_DIRECTIVE_
Tell how many lines contain the word "JSON". Reply with the number only.

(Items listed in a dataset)

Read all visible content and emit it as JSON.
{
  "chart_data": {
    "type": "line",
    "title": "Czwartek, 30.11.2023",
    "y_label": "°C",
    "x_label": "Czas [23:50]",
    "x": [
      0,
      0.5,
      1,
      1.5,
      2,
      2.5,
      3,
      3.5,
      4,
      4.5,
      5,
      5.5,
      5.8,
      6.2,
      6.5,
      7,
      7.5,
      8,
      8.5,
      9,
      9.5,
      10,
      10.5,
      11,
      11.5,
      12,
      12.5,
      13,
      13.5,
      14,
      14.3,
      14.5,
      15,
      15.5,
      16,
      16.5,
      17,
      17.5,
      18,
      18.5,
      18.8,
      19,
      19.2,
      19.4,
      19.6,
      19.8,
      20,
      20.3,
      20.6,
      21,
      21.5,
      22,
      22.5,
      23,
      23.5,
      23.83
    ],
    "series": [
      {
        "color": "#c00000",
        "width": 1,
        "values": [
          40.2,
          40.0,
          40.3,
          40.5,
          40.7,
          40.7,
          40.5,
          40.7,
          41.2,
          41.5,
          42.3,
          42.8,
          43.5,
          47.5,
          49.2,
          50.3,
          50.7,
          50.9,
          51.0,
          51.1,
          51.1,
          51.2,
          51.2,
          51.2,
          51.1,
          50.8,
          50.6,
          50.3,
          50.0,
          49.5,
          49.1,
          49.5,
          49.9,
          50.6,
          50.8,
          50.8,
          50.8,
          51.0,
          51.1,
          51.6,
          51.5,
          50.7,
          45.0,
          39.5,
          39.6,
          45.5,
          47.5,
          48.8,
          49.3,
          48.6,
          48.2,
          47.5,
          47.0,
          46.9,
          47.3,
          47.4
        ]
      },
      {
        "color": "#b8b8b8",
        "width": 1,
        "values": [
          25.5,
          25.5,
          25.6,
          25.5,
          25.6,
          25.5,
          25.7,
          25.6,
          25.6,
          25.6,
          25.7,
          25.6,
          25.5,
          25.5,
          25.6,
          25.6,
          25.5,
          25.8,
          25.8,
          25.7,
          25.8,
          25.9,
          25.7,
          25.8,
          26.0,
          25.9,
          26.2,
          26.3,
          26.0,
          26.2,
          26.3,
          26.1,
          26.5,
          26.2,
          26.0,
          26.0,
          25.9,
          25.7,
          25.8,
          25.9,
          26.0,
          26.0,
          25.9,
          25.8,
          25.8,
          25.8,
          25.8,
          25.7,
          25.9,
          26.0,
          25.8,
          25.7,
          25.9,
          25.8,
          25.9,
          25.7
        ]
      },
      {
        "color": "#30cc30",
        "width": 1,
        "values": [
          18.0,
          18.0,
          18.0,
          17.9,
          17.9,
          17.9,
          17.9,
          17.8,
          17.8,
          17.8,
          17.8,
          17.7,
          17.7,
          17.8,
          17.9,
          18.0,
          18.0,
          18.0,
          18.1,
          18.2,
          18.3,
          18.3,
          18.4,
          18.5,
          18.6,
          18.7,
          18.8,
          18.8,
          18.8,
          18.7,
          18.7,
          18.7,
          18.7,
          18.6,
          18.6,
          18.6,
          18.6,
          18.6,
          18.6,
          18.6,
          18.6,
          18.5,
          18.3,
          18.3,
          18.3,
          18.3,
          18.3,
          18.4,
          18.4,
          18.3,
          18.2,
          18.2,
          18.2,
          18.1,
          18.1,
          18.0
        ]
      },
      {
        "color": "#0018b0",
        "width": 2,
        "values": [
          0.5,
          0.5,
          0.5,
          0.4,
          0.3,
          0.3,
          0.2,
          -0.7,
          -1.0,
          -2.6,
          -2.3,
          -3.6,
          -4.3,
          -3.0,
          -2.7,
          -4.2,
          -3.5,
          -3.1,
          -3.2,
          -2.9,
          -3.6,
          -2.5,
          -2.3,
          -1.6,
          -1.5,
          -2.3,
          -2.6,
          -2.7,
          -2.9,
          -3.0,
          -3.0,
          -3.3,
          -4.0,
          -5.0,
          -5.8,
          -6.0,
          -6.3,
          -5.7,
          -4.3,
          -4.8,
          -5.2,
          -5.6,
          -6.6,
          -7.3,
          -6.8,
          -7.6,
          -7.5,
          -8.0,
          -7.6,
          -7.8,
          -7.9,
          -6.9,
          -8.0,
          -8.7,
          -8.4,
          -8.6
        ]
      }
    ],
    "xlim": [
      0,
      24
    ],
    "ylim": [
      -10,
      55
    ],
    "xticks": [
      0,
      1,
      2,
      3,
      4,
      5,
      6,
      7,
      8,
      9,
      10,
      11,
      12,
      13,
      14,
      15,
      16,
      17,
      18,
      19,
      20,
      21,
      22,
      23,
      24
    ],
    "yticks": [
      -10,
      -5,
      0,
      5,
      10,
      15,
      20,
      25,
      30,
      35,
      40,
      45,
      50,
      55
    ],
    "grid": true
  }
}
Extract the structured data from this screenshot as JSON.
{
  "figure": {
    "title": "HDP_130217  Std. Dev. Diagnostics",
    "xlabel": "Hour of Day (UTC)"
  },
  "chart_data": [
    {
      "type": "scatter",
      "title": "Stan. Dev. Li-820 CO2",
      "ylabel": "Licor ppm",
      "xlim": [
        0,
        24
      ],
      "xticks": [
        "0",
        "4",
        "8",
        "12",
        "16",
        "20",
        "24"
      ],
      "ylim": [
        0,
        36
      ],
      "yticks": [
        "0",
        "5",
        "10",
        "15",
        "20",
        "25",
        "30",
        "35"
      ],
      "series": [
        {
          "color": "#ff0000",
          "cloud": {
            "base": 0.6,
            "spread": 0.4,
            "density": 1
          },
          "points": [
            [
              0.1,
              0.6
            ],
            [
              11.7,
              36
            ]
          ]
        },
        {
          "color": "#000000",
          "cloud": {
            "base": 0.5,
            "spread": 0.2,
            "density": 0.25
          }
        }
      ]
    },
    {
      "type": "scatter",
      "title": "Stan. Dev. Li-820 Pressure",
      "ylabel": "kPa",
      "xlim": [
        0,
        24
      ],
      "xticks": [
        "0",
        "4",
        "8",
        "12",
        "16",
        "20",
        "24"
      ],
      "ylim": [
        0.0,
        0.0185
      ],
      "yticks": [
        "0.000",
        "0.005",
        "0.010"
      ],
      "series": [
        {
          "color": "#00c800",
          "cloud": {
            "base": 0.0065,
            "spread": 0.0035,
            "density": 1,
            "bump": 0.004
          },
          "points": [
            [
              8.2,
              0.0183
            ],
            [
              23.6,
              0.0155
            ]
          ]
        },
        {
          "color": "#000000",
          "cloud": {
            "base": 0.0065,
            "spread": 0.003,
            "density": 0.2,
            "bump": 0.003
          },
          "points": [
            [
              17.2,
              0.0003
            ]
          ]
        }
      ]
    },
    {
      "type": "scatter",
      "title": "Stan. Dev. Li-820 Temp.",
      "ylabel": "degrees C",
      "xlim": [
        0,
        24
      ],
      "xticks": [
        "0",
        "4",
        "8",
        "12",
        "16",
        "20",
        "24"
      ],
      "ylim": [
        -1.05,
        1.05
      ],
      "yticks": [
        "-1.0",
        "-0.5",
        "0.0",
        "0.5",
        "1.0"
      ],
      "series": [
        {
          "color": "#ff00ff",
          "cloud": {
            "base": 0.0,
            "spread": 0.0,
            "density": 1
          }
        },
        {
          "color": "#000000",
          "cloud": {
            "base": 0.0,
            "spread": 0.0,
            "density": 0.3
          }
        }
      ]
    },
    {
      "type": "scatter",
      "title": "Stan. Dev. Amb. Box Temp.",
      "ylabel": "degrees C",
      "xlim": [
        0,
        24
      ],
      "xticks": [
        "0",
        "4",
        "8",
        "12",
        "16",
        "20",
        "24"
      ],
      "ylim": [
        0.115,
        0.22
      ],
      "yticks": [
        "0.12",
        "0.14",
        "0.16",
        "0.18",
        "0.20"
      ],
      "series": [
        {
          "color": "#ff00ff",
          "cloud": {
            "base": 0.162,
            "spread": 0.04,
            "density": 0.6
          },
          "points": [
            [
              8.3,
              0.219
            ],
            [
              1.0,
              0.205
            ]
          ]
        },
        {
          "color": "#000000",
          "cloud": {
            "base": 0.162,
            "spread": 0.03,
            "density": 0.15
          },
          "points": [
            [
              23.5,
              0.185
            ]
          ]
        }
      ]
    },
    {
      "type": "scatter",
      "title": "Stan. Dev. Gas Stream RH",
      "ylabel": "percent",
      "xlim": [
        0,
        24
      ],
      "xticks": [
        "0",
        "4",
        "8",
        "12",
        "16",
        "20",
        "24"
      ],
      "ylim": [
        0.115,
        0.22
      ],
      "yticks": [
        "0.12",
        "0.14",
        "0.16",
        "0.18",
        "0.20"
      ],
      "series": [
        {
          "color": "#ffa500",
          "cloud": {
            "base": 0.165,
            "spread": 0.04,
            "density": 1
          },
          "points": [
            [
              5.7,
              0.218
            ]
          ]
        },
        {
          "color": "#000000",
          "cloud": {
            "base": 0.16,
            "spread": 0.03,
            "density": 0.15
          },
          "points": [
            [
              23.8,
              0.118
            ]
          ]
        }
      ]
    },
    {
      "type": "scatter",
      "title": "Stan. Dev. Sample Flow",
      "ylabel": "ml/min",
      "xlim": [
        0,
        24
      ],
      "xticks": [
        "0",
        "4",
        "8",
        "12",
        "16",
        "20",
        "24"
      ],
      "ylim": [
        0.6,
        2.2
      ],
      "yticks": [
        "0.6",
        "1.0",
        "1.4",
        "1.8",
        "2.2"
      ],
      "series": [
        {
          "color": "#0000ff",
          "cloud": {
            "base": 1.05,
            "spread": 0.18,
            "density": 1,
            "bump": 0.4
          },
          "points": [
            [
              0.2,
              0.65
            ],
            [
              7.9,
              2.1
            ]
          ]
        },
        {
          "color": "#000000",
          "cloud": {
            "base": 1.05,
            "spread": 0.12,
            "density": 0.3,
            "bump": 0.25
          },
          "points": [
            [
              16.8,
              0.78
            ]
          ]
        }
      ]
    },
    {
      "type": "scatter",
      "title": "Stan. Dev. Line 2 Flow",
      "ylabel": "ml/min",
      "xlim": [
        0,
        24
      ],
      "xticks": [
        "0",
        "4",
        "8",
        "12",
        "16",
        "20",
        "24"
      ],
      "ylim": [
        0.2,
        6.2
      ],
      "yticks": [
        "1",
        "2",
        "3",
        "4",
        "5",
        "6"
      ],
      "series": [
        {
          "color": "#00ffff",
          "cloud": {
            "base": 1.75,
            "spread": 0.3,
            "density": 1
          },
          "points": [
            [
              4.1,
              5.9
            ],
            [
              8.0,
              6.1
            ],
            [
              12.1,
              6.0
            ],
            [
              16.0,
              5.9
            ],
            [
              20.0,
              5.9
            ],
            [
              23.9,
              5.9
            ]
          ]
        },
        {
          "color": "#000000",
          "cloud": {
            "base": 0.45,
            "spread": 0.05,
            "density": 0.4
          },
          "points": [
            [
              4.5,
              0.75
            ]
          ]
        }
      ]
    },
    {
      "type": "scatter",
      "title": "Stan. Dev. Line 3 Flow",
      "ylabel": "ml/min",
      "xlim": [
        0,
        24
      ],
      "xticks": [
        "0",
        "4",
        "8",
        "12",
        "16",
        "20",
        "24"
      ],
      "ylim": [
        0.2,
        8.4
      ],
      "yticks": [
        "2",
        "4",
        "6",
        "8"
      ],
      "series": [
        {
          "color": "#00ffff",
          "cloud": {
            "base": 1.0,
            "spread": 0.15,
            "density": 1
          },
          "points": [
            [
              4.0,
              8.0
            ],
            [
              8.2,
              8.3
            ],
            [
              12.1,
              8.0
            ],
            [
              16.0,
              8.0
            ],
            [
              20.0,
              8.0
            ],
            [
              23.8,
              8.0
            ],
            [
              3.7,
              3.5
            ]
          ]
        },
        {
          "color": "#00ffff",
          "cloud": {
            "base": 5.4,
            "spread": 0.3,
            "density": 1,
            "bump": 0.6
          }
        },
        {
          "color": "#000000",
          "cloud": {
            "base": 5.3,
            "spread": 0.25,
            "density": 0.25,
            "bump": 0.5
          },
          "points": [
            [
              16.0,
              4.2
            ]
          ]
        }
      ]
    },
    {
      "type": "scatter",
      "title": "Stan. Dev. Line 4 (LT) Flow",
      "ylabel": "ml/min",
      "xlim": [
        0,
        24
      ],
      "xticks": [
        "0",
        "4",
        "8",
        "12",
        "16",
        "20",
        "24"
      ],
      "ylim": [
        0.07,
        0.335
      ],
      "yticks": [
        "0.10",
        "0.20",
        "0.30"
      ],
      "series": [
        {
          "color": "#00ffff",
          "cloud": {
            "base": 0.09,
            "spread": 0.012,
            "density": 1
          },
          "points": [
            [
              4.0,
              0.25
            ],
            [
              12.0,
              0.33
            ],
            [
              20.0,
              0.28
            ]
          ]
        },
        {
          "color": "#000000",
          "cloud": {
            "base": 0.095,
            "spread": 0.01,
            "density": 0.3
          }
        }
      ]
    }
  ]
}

_OUTPUT FOR THIS TASK_
2